▶ **GIVEN INSTRUCTION**
Filter the entries and keep only the lines where the string "name" appears.

Figure record extracts
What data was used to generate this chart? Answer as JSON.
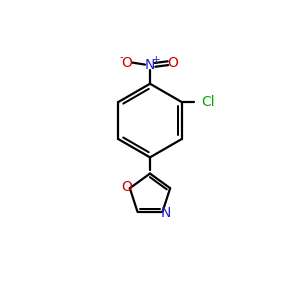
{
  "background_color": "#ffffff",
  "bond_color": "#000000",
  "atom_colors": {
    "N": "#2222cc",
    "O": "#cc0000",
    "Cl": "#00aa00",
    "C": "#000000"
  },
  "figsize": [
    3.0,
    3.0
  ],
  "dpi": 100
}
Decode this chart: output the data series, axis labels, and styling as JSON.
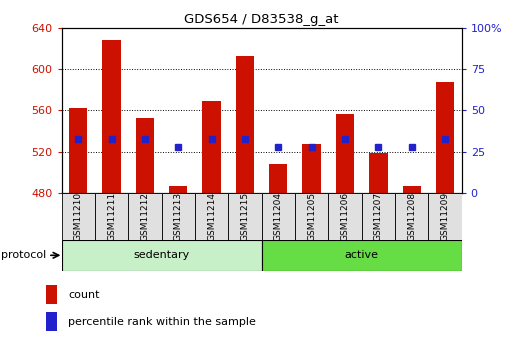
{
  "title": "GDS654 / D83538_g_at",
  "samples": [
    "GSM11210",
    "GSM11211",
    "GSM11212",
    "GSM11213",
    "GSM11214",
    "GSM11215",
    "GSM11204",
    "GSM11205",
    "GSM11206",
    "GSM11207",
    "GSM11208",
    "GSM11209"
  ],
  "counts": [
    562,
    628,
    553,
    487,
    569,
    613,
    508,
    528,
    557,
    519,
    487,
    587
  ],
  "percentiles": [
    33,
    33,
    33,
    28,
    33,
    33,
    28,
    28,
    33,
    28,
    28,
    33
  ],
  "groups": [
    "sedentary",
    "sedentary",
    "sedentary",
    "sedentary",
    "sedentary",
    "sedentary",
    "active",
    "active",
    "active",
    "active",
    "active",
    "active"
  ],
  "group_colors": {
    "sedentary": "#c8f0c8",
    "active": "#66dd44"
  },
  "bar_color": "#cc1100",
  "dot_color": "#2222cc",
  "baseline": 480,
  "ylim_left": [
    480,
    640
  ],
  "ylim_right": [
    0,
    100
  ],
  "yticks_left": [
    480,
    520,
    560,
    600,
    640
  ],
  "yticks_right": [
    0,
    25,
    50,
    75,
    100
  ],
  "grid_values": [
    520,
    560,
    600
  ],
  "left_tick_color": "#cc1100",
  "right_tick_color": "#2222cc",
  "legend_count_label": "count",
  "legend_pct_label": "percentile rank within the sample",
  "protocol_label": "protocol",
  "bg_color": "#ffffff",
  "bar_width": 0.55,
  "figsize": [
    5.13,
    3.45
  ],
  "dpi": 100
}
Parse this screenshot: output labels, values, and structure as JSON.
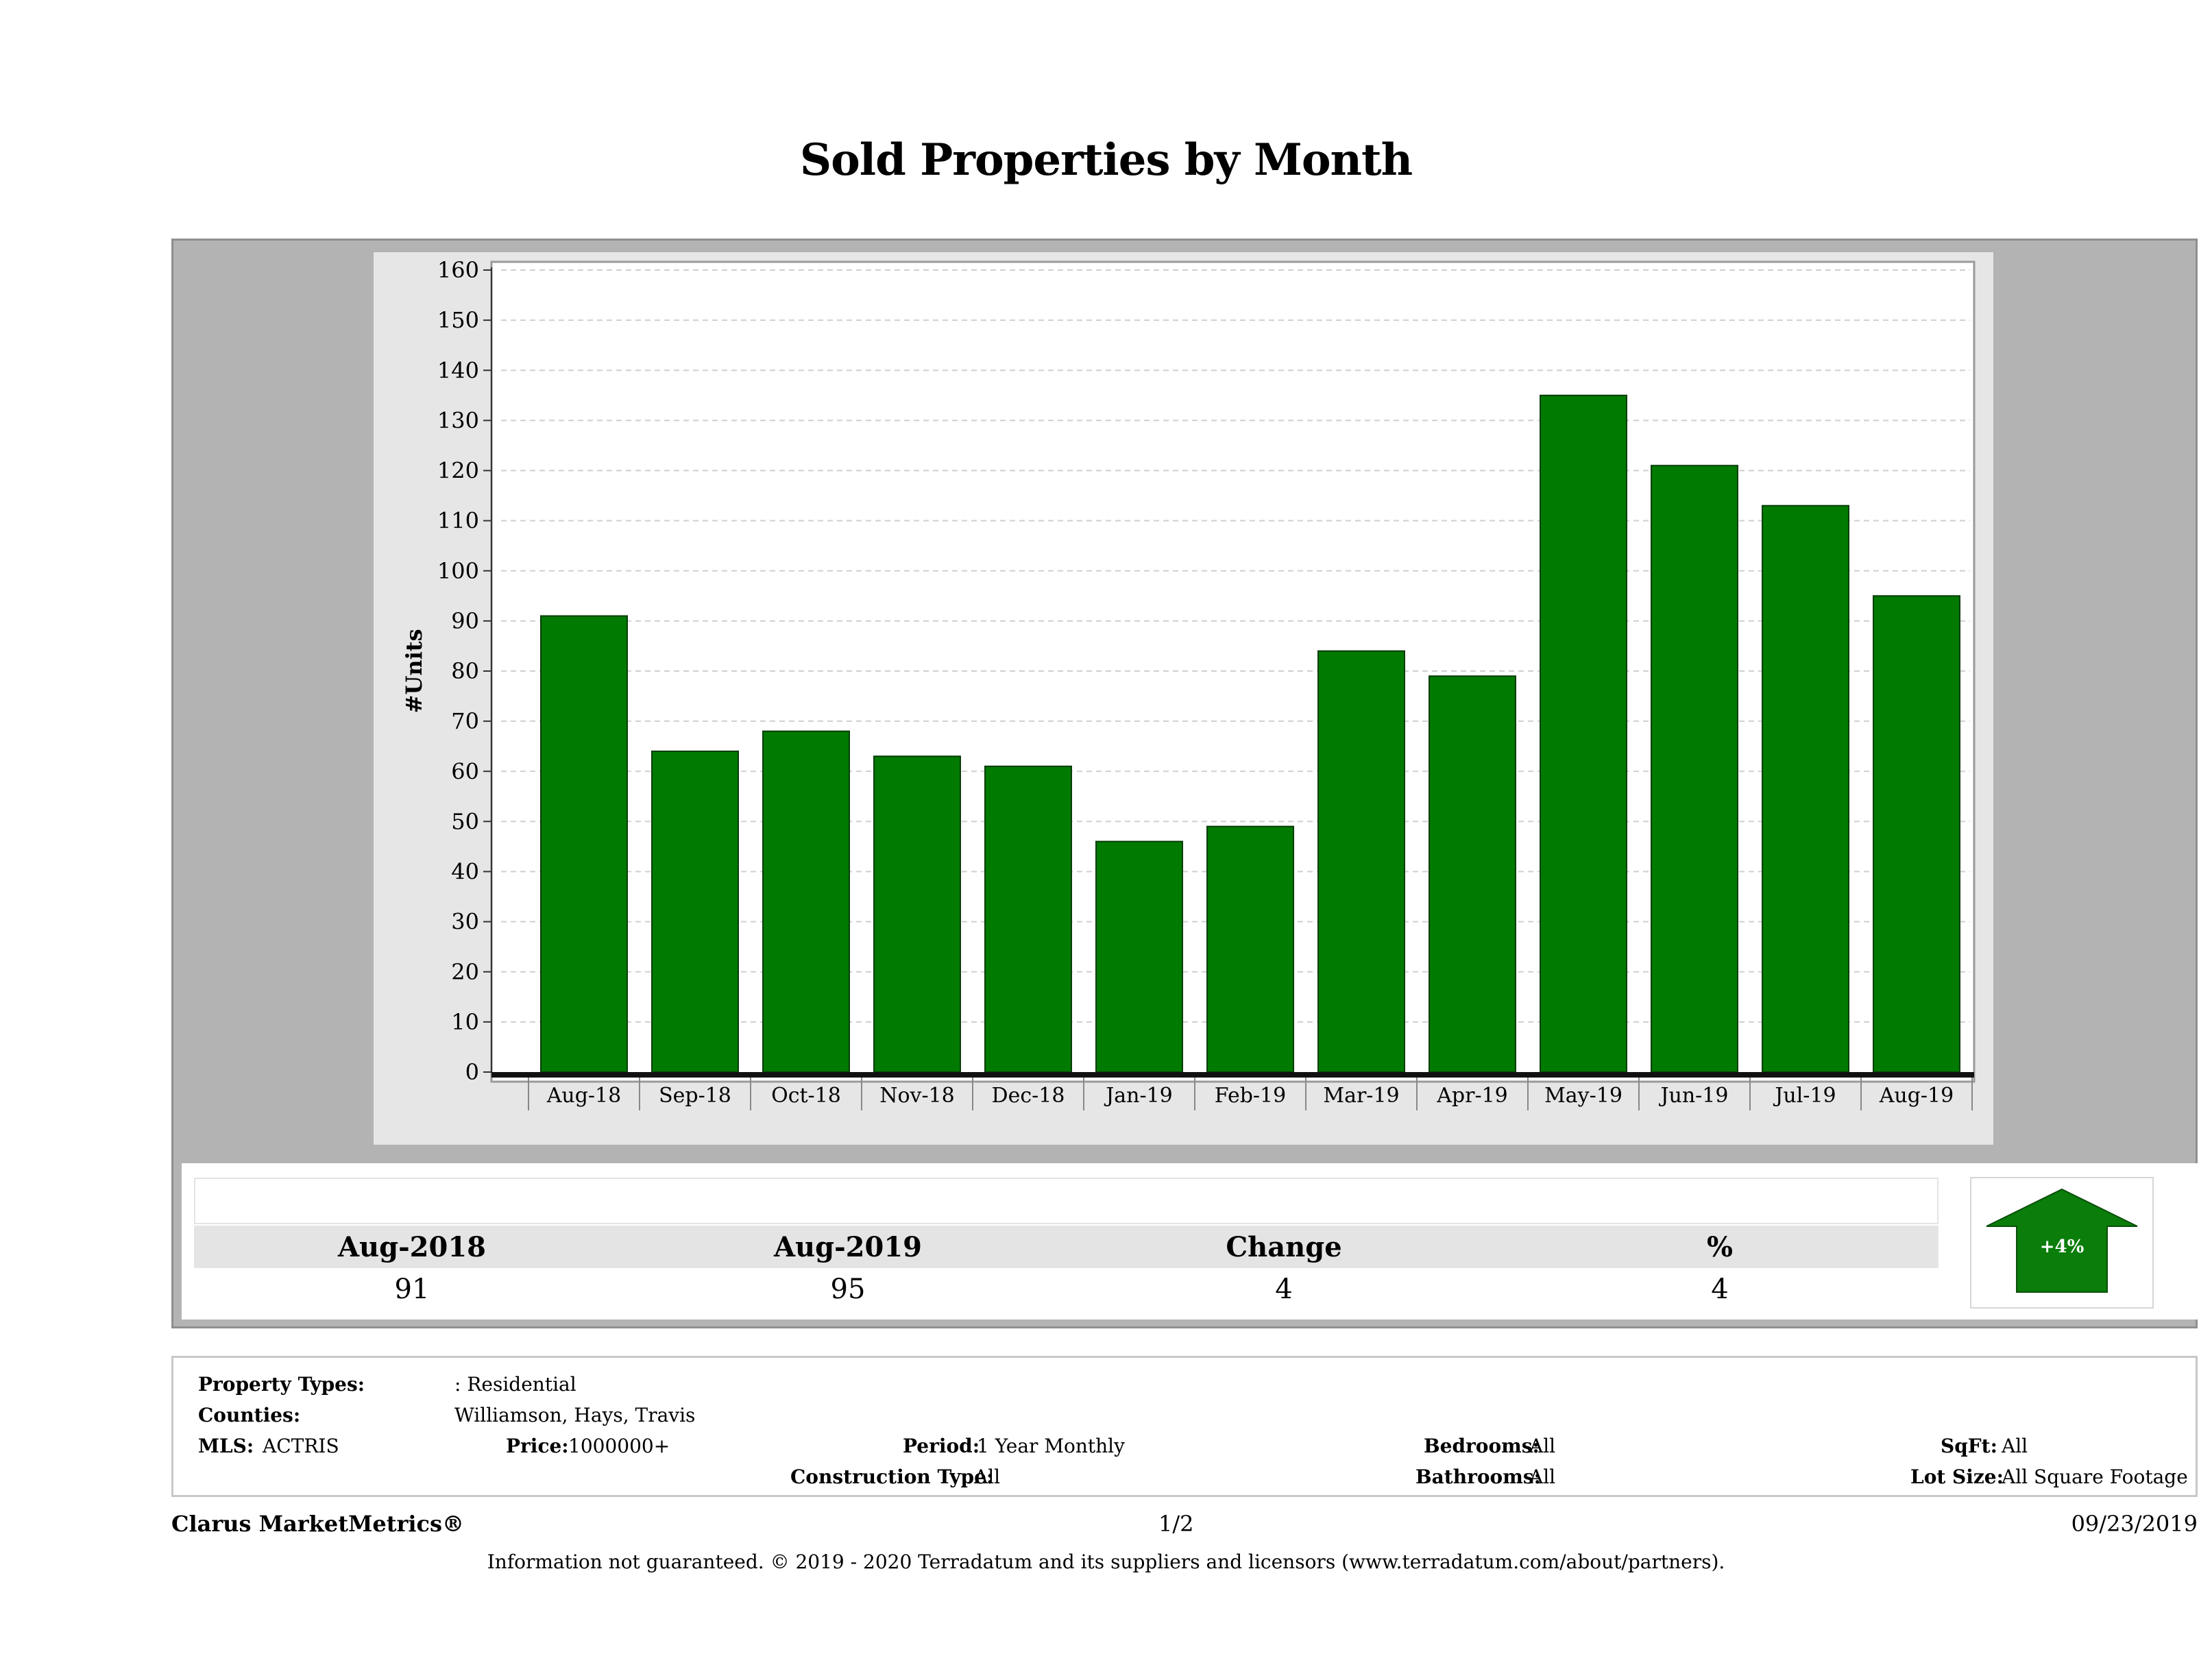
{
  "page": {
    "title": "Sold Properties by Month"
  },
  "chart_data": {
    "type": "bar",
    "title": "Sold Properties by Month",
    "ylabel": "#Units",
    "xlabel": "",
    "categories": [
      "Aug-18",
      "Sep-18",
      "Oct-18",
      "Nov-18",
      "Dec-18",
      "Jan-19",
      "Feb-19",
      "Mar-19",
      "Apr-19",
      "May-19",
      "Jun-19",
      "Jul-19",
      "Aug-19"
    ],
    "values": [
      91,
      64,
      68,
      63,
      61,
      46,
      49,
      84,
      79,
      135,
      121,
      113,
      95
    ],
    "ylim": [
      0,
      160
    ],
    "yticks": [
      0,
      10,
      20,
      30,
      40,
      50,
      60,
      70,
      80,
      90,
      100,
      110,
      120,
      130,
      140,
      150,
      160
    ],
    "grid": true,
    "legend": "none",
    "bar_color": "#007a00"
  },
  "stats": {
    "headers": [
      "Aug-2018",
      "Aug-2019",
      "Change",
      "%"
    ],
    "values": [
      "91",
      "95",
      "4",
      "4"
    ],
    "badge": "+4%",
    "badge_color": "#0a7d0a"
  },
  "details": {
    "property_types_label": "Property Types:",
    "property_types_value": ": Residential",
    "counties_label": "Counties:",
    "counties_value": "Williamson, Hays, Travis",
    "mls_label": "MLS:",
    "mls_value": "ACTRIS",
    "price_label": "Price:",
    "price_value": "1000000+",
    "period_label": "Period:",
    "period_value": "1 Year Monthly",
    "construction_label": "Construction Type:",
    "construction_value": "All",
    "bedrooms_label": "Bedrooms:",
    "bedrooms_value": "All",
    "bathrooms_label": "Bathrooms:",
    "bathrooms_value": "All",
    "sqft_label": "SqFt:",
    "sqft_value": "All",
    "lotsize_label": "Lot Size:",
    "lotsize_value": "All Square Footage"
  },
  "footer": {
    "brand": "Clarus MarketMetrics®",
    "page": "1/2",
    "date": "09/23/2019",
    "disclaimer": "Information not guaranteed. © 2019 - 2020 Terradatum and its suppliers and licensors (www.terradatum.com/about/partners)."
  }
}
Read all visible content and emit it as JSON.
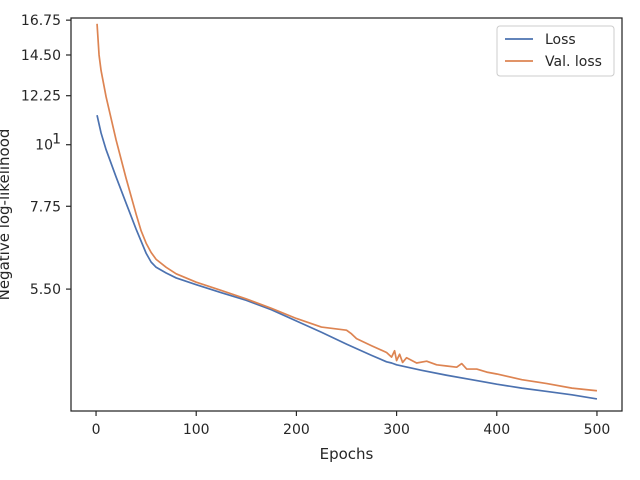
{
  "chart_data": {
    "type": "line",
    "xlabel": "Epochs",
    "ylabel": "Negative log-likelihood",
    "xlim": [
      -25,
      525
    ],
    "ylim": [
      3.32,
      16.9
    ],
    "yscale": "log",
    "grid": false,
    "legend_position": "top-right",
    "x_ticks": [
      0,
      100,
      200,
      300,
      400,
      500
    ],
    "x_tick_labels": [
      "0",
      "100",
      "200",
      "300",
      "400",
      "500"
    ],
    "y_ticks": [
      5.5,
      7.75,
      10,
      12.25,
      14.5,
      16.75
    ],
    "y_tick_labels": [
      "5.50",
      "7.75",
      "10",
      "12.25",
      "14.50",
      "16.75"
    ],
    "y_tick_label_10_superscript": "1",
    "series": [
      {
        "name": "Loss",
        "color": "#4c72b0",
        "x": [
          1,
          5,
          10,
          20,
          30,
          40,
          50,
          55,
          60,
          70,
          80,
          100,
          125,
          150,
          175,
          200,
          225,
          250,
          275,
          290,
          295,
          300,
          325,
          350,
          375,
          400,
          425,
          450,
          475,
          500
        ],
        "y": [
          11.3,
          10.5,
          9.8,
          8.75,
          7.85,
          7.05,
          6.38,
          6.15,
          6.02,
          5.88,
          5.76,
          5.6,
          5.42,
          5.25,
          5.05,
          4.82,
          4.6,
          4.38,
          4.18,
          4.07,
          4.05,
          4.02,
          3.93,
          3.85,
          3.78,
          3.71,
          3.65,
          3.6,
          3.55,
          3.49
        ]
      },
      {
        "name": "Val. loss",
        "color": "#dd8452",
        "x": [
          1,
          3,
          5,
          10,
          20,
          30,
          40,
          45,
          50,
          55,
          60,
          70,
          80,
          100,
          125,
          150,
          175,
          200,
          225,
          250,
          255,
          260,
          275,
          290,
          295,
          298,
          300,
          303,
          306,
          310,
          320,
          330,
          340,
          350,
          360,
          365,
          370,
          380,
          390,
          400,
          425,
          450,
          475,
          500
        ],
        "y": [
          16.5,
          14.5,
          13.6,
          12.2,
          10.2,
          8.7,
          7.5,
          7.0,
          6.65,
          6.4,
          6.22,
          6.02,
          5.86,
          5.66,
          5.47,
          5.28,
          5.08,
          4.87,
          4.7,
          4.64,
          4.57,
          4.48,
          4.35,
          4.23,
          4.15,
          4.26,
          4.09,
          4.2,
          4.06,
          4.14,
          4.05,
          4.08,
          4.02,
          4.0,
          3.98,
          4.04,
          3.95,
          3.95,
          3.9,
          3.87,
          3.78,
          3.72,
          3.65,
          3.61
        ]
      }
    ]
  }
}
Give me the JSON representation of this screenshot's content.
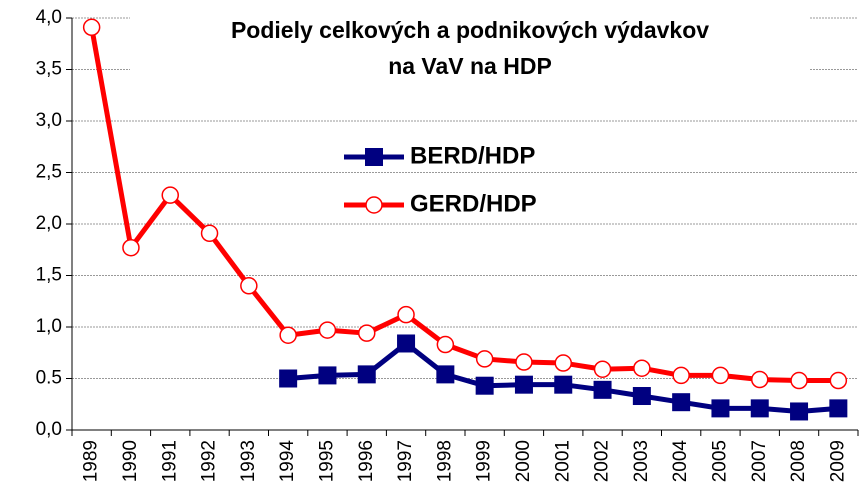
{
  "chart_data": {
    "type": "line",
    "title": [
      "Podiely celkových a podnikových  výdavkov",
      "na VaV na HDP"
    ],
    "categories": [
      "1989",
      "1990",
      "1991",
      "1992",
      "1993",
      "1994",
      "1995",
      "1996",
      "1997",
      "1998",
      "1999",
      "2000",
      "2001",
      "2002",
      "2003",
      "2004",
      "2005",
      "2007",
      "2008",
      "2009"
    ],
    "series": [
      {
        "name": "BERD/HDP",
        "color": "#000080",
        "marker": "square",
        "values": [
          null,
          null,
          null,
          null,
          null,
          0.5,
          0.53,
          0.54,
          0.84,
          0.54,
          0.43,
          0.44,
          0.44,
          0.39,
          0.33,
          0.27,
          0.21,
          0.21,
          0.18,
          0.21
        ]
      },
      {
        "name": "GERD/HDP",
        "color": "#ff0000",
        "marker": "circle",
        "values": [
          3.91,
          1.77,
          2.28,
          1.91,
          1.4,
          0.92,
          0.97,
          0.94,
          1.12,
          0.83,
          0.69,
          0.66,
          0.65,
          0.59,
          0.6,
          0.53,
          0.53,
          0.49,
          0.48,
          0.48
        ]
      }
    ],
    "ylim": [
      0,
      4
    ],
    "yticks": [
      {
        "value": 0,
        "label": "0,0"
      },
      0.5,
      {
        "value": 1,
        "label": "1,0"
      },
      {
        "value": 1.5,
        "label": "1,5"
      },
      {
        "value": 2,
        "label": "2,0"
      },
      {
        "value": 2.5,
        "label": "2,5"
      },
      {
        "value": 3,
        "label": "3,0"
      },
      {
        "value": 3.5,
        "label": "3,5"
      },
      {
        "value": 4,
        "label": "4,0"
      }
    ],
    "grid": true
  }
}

▶ **THE RESULT**
        "name": "Loss",
        "name": "Val. loss",
        "name": "BERD/HDP",
        "name": "GERD/HDP",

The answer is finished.